#### Dataset content ####
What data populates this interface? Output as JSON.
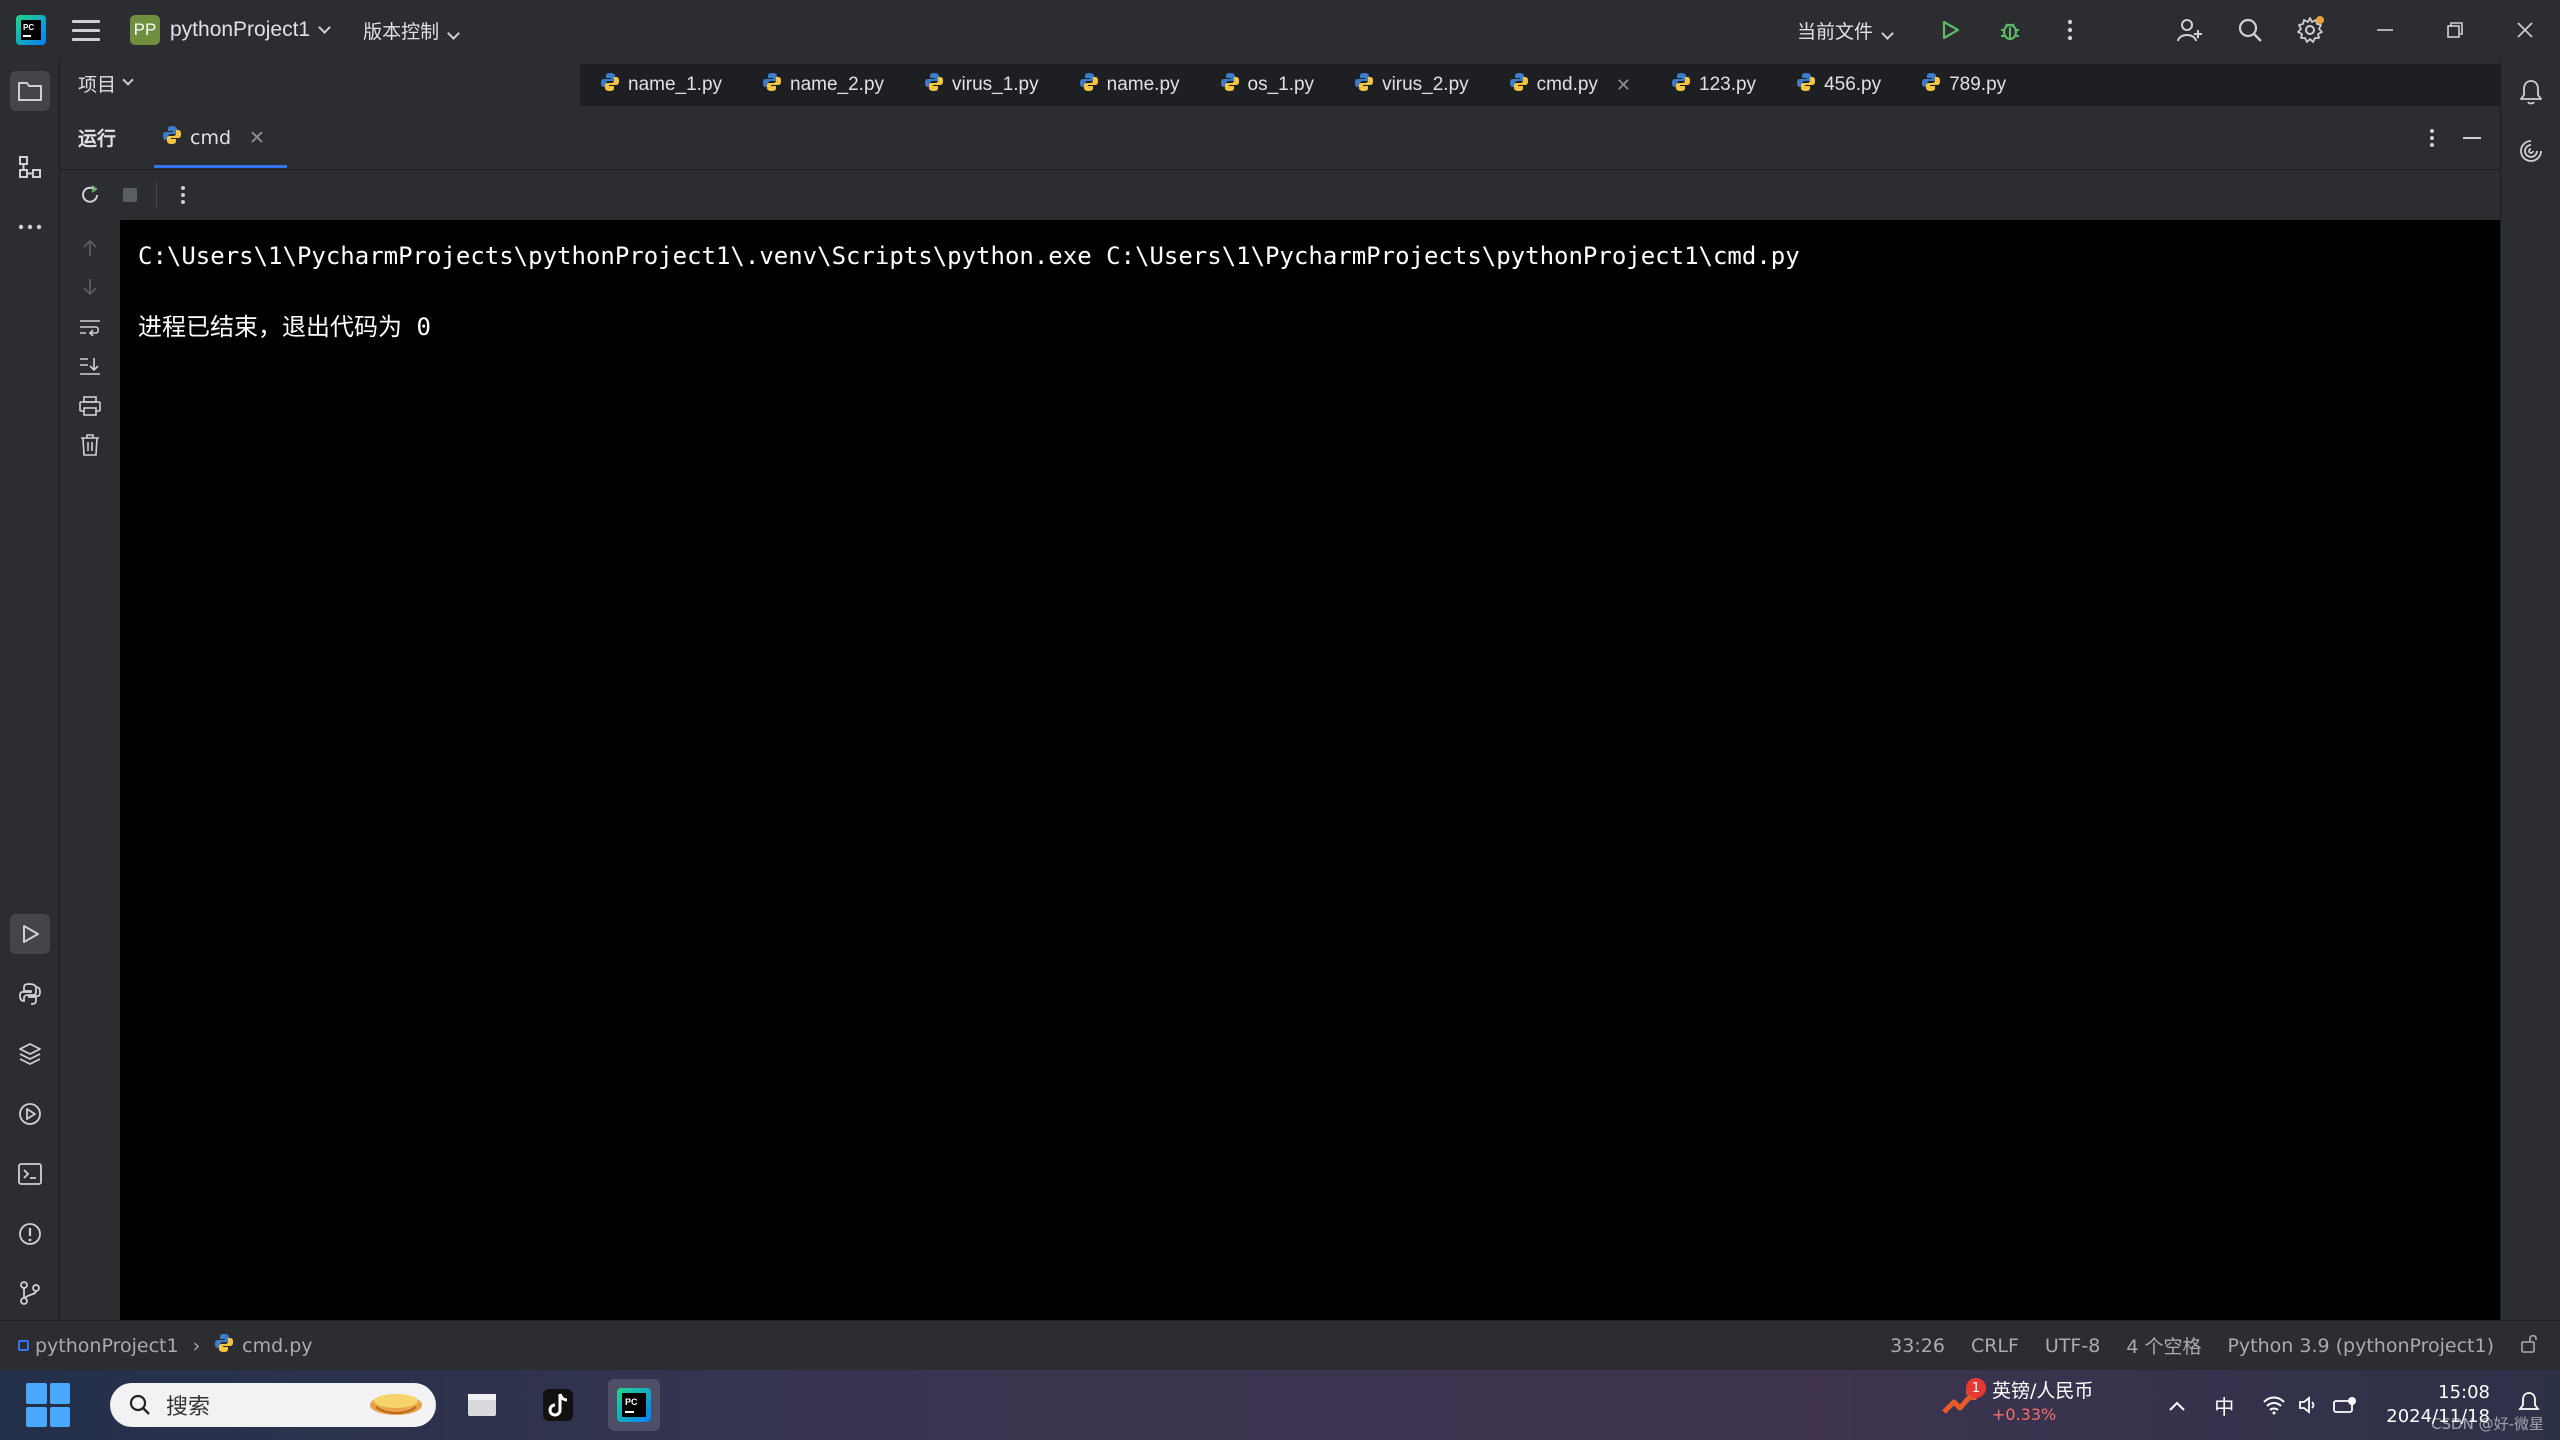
{
  "titlebar": {
    "project_badge": "PP",
    "project_name": "pythonProject1",
    "vcs_label": "版本控制",
    "current_file_label": "当前文件"
  },
  "left_panel": {
    "project_label": "项目"
  },
  "editor_tabs": [
    {
      "label": "name_1.py"
    },
    {
      "label": "name_2.py"
    },
    {
      "label": "virus_1.py"
    },
    {
      "label": "name.py"
    },
    {
      "label": "os_1.py"
    },
    {
      "label": "virus_2.py"
    },
    {
      "label": "cmd.py",
      "active": true
    },
    {
      "label": "123.py"
    },
    {
      "label": "456.py"
    },
    {
      "label": "789.py"
    }
  ],
  "run_panel": {
    "title": "运行",
    "tab_label": "cmd"
  },
  "console": {
    "command_line": "C:\\Users\\1\\PycharmProjects\\pythonProject1\\.venv\\Scripts\\python.exe C:\\Users\\1\\PycharmProjects\\pythonProject1\\cmd.py",
    "exit_message_prefix": "进程已结束，退出代码为 ",
    "exit_code": "0"
  },
  "statusbar": {
    "breadcrumb_project": "pythonProject1",
    "breadcrumb_file": "cmd.py",
    "cursor_position": "33:26",
    "line_separator": "CRLF",
    "encoding": "UTF-8",
    "indent": "4 个空格",
    "interpreter": "Python 3.9 (pythonProject1)"
  },
  "taskbar": {
    "search_placeholder": "搜索",
    "news_title": "英镑/人民币",
    "news_change": "+0.33%",
    "news_badge": "1",
    "ime_label": "中",
    "time": "15:08",
    "date": "2024/11/18",
    "watermark": "CSDN @好-微星"
  },
  "colors": {
    "accent": "#3574f0",
    "run_green": "#5fb865",
    "python_blue": "#3d7cc9",
    "python_yellow": "#f4c542",
    "console_bg": "#000000"
  }
}
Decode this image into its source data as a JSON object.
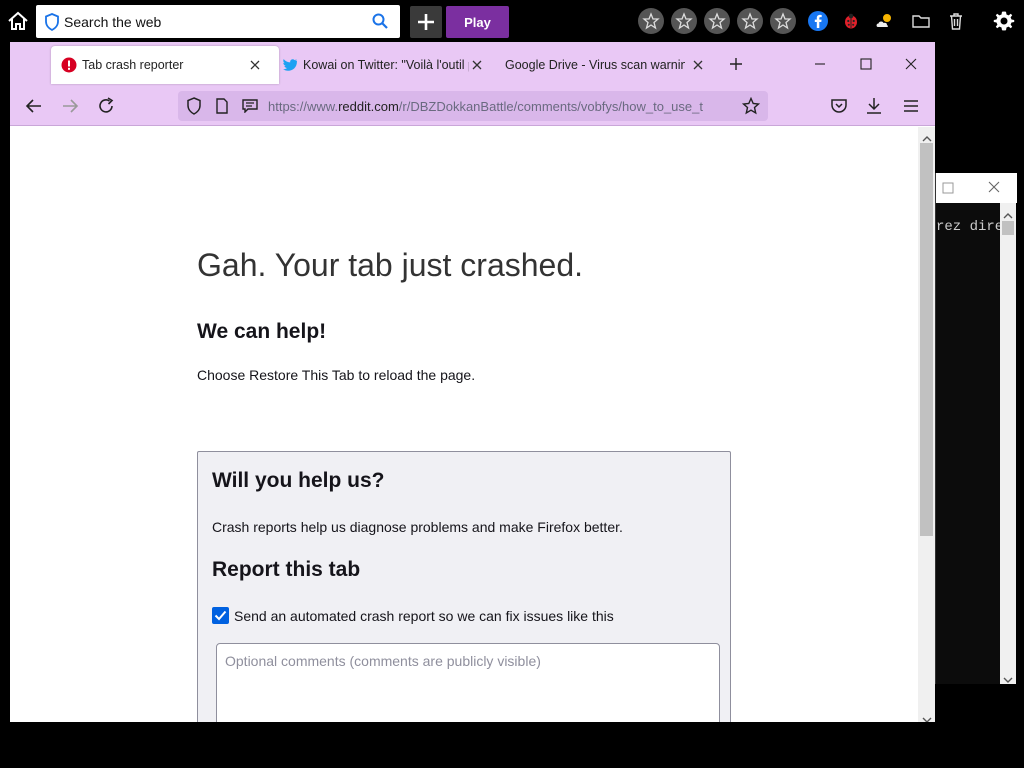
{
  "desktop": {
    "search_placeholder": "Search the web",
    "play_label": "Play",
    "tray_icons": [
      "star-icon",
      "star-icon",
      "star-icon",
      "star-icon",
      "star-icon",
      "facebook-icon",
      "ladybug-icon",
      "weather-icon",
      "folder-icon",
      "trash-icon",
      "gear-icon"
    ]
  },
  "browser": {
    "tabs": [
      {
        "label": "Tab crash reporter",
        "icon": "error-icon",
        "active": true
      },
      {
        "label": "Kowai on Twitter: \"Voilà l'outil p",
        "icon": "twitter-icon",
        "active": false
      },
      {
        "label": "Google Drive - Virus scan warning",
        "icon": "",
        "active": false
      }
    ],
    "url": {
      "prefix": "https://www.",
      "domain": "reddit.com",
      "path": "/r/DBZDokkanBattle/comments/vobfys/how_to_use_t"
    }
  },
  "page": {
    "title": "Gah. Your tab just crashed.",
    "help_heading": "We can help!",
    "help_text": "Choose Restore This Tab to reload the page.",
    "box_heading": "Will you help us?",
    "box_text": "Crash reports help us diagnose problems and make Firefox better.",
    "report_heading": "Report this tab",
    "checkbox_label": "Send an automated crash report so we can fix issues like this",
    "checkbox_checked": true,
    "comments_placeholder": "Optional comments (comments are publicly visible)"
  },
  "terminal": {
    "text": "rez dire"
  },
  "colors": {
    "accent_purple": "#7b2fa0",
    "tab_strip": "#e9c8f5",
    "checkbox_blue": "#0061e0"
  }
}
####
Exercise goal »
Omit the pictures and reproduce the listing exactly.

Answer to this exercise »
What data populates this interface? Output as JSON.
{
  "titlebar": {
    "project_badge": "PP",
    "project_name": "pythonProject1",
    "vcs_label": "版本控制",
    "current_file_label": "当前文件"
  },
  "left_panel": {
    "project_label": "项目"
  },
  "editor_tabs": [
    {
      "label": "name_1.py"
    },
    {
      "label": "name_2.py"
    },
    {
      "label": "virus_1.py"
    },
    {
      "label": "name.py"
    },
    {
      "label": "os_1.py"
    },
    {
      "label": "virus_2.py"
    },
    {
      "label": "cmd.py",
      "active": true
    },
    {
      "label": "123.py"
    },
    {
      "label": "456.py"
    },
    {
      "label": "789.py"
    }
  ],
  "run_panel": {
    "title": "运行",
    "tab_label": "cmd"
  },
  "console": {
    "command_line": "C:\\Users\\1\\PycharmProjects\\pythonProject1\\.venv\\Scripts\\python.exe C:\\Users\\1\\PycharmProjects\\pythonProject1\\cmd.py",
    "exit_message_prefix": "进程已结束，退出代码为 ",
    "exit_code": "0"
  },
  "statusbar": {
    "breadcrumb_project": "pythonProject1",
    "breadcrumb_file": "cmd.py",
    "cursor_position": "33:26",
    "line_separator": "CRLF",
    "encoding": "UTF-8",
    "indent": "4 个空格",
    "interpreter": "Python 3.9 (pythonProject1)"
  },
  "taskbar": {
    "search_placeholder": "搜索",
    "news_title": "英镑/人民币",
    "news_change": "+0.33%",
    "news_badge": "1",
    "ime_label": "中",
    "time": "15:08",
    "date": "2024/11/18",
    "watermark": "CSDN @好-微星"
  },
  "colors": {
    "accent": "#3574f0",
    "run_green": "#5fb865",
    "python_blue": "#3d7cc9",
    "python_yellow": "#f4c542",
    "console_bg": "#000000"
  }
}
Decode this image into its source data as a JSON object.
{
  "desktop": {
    "search_placeholder": "Search the web",
    "play_label": "Play",
    "tray_icons": [
      "star-icon",
      "star-icon",
      "star-icon",
      "star-icon",
      "star-icon",
      "facebook-icon",
      "ladybug-icon",
      "weather-icon",
      "folder-icon",
      "trash-icon",
      "gear-icon"
    ]
  },
  "browser": {
    "tabs": [
      {
        "label": "Tab crash reporter",
        "icon": "error-icon",
        "active": true
      },
      {
        "label": "Kowai on Twitter: \"Voilà l'outil p",
        "icon": "twitter-icon",
        "active": false
      },
      {
        "label": "Google Drive - Virus scan warning",
        "icon": "",
        "active": false
      }
    ],
    "url": {
      "prefix": "https://www.",
      "domain": "reddit.com",
      "path": "/r/DBZDokkanBattle/comments/vobfys/how_to_use_t"
    }
  },
  "page": {
    "title": "Gah. Your tab just crashed.",
    "help_heading": "We can help!",
    "help_text": "Choose Restore This Tab to reload the page.",
    "box_heading": "Will you help us?",
    "box_text": "Crash reports help us diagnose problems and make Firefox better.",
    "report_heading": "Report this tab",
    "checkbox_label": "Send an automated crash report so we can fix issues like this",
    "checkbox_checked": true,
    "comments_placeholder": "Optional comments (comments are publicly visible)"
  },
  "terminal": {
    "text": "rez dire"
  },
  "colors": {
    "accent_purple": "#7b2fa0",
    "tab_strip": "#e9c8f5",
    "checkbox_blue": "#0061e0"
  }
}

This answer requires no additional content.